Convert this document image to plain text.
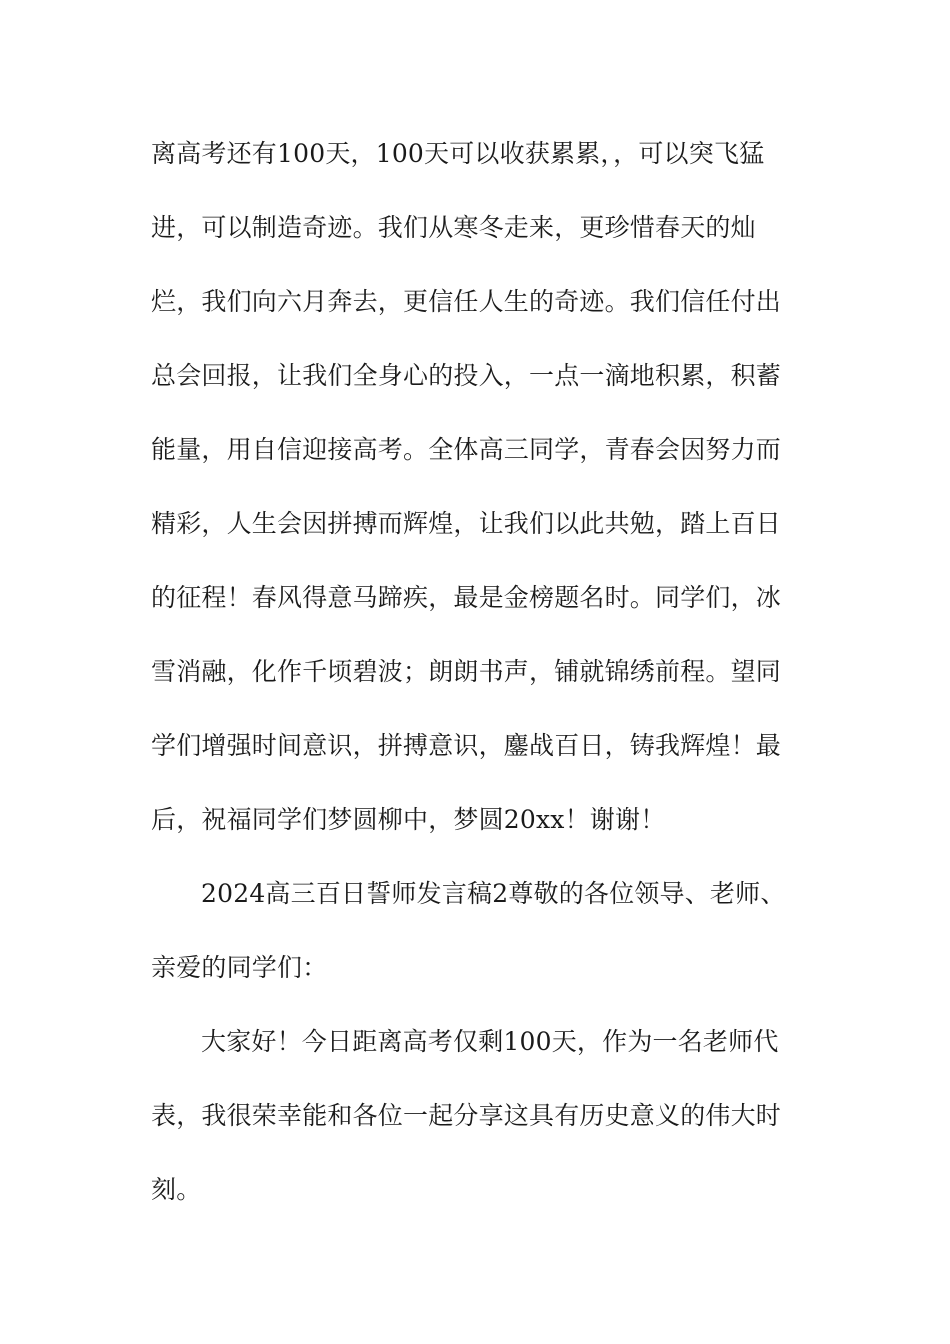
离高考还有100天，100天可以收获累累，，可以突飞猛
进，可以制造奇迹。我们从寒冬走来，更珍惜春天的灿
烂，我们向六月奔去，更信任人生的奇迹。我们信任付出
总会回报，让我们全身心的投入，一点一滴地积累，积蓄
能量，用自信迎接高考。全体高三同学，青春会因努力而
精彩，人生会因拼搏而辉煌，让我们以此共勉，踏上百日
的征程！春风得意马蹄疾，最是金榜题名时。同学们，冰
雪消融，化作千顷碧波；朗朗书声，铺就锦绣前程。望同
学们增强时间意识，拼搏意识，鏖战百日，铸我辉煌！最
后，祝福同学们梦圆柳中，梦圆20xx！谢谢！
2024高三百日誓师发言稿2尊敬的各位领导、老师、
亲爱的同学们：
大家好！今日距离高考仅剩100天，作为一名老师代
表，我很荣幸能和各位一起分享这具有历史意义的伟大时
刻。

Goal
Make a verbatim copy of all the entries and strip out the pictures.

Exercise result
Convert this document image to plain text.
离高考还有100天，100天可以收获累累，，可以突飞猛
进，可以制造奇迹。我们从寒冬走来，更珍惜春天的灿
烂，我们向六月奔去，更信任人生的奇迹。我们信任付出
总会回报，让我们全身心的投入，一点一滴地积累，积蓄
能量，用自信迎接高考。全体高三同学，青春会因努力而
精彩，人生会因拼搏而辉煌，让我们以此共勉，踏上百日
的征程！春风得意马蹄疾，最是金榜题名时。同学们，冰
雪消融，化作千顷碧波；朗朗书声，铺就锦绣前程。望同
学们增强时间意识，拼搏意识，鏖战百日，铸我辉煌！最
后，祝福同学们梦圆柳中，梦圆20xx！谢谢！
2024高三百日誓师发言稿2尊敬的各位领导、老师、
亲爱的同学们：
大家好！今日距离高考仅剩100天，作为一名老师代
表，我很荣幸能和各位一起分享这具有历史意义的伟大时
刻。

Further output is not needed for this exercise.